## Task
Copy out all lines where "async" appears.

Data entries:
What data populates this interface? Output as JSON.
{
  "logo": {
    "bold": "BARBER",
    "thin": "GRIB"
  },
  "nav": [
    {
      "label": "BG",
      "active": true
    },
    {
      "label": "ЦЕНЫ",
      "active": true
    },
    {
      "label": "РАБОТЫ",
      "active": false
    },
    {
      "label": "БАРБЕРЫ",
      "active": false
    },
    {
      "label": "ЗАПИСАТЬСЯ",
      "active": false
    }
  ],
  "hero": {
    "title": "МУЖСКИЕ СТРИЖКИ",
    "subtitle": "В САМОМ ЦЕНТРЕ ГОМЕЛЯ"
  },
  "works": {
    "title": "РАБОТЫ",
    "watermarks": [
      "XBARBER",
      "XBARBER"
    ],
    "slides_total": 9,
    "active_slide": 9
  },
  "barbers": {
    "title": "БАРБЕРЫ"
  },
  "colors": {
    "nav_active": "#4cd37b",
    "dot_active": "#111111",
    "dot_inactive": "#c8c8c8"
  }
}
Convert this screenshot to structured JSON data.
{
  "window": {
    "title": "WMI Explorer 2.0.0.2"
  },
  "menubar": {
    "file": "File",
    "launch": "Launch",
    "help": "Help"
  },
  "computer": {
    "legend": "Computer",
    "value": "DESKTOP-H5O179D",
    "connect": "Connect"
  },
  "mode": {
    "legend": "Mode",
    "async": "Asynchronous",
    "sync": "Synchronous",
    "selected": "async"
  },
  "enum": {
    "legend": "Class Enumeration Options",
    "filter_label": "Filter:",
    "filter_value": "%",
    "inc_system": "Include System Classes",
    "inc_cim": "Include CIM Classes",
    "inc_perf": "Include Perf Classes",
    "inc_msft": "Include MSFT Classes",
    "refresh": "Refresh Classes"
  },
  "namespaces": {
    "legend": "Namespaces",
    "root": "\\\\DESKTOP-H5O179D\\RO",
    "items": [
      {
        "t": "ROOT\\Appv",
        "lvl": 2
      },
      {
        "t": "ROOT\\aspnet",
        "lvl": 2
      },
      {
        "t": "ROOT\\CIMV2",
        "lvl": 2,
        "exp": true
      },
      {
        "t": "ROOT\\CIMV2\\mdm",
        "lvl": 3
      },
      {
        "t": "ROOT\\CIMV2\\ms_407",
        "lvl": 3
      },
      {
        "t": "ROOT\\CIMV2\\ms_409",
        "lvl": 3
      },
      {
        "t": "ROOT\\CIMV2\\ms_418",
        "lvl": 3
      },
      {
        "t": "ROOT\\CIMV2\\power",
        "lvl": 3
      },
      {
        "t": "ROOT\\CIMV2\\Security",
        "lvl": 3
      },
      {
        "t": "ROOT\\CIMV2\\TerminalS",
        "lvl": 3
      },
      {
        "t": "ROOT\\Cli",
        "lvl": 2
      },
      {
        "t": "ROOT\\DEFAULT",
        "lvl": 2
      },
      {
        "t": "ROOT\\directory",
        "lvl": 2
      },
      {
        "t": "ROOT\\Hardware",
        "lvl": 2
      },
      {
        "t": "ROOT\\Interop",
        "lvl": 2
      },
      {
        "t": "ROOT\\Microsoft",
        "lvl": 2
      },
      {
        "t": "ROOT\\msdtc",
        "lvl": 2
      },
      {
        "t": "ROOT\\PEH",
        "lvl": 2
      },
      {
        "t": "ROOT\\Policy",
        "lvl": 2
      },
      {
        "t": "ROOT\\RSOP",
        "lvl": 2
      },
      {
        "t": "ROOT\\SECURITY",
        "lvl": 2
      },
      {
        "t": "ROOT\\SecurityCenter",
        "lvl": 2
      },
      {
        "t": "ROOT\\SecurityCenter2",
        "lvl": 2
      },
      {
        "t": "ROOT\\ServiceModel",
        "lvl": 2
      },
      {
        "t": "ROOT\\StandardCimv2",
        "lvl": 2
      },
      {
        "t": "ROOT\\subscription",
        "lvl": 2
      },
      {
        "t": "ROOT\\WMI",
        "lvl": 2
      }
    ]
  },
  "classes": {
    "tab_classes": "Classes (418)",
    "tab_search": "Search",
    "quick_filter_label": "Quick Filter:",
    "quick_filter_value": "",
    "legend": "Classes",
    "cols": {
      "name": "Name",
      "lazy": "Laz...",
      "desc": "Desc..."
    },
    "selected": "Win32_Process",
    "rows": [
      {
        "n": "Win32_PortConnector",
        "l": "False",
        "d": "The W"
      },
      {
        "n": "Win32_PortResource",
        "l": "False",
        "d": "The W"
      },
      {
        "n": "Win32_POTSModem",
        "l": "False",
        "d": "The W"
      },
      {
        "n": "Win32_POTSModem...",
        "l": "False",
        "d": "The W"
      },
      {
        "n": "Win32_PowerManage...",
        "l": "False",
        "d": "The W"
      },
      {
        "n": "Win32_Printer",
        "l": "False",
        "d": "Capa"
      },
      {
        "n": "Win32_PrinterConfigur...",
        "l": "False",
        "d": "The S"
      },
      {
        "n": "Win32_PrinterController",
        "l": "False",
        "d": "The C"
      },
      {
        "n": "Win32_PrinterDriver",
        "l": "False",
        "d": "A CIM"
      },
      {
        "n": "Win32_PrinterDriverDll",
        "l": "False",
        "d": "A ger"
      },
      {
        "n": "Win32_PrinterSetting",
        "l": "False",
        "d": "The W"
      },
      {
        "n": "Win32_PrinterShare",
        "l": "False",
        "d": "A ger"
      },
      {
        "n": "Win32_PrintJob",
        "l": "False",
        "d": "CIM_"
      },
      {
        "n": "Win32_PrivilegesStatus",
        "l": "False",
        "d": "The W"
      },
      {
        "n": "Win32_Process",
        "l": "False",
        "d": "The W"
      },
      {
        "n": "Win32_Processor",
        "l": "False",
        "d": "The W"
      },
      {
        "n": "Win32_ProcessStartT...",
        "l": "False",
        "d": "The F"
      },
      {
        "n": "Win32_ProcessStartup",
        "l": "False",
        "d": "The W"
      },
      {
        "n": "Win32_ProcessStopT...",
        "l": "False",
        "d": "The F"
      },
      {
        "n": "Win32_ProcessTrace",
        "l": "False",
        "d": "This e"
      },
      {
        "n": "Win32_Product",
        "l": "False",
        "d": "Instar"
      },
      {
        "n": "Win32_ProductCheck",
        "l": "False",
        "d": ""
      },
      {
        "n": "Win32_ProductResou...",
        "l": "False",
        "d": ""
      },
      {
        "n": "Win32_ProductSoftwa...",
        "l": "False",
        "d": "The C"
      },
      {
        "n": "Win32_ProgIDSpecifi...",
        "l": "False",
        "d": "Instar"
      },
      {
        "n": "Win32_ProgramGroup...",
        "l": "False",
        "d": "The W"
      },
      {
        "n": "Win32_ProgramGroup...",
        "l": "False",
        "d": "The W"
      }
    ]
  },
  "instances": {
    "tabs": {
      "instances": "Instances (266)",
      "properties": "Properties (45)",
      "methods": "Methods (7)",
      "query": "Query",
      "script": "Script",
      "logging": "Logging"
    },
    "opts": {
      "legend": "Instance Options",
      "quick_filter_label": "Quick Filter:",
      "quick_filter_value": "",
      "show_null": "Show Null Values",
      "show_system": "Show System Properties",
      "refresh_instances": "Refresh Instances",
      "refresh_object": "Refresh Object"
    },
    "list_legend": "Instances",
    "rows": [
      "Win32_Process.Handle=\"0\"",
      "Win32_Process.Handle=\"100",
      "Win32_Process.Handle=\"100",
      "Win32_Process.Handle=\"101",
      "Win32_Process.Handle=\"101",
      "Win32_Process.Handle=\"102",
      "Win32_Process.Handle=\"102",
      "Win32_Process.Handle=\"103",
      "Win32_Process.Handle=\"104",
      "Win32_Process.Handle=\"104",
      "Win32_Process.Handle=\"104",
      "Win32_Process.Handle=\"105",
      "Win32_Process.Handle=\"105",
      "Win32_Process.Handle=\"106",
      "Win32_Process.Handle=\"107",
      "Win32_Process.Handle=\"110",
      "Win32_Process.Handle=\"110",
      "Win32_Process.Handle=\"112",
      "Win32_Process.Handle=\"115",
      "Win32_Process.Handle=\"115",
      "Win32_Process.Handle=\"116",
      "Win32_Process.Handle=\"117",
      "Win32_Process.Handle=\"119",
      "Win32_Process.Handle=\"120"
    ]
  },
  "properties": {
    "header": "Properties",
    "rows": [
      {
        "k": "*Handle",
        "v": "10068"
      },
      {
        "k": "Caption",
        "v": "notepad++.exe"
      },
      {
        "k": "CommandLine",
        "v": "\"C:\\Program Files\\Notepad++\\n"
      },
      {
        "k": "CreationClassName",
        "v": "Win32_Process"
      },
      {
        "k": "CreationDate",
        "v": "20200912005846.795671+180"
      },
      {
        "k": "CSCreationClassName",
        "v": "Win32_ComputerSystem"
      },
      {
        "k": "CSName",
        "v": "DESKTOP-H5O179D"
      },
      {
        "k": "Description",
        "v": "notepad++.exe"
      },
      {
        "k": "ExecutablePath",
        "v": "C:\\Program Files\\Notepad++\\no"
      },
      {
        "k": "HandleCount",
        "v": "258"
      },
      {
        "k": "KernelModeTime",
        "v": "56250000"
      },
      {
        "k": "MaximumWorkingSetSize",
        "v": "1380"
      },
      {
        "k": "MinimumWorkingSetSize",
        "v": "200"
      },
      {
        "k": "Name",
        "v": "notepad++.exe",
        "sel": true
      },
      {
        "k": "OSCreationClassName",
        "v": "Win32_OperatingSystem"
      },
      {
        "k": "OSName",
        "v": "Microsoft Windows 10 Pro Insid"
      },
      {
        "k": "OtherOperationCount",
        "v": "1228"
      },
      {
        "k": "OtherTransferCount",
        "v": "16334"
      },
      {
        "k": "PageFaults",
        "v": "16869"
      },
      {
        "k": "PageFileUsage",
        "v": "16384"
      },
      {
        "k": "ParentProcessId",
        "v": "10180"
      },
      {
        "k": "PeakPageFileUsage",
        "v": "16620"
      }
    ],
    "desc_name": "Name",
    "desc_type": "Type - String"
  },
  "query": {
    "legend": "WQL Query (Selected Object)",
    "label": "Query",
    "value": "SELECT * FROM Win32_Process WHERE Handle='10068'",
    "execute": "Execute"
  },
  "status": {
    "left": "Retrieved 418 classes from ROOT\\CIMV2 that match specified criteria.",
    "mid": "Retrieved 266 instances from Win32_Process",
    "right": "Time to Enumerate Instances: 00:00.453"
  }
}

## Task output
    "async": "Asynchronous",
    "selected": "async"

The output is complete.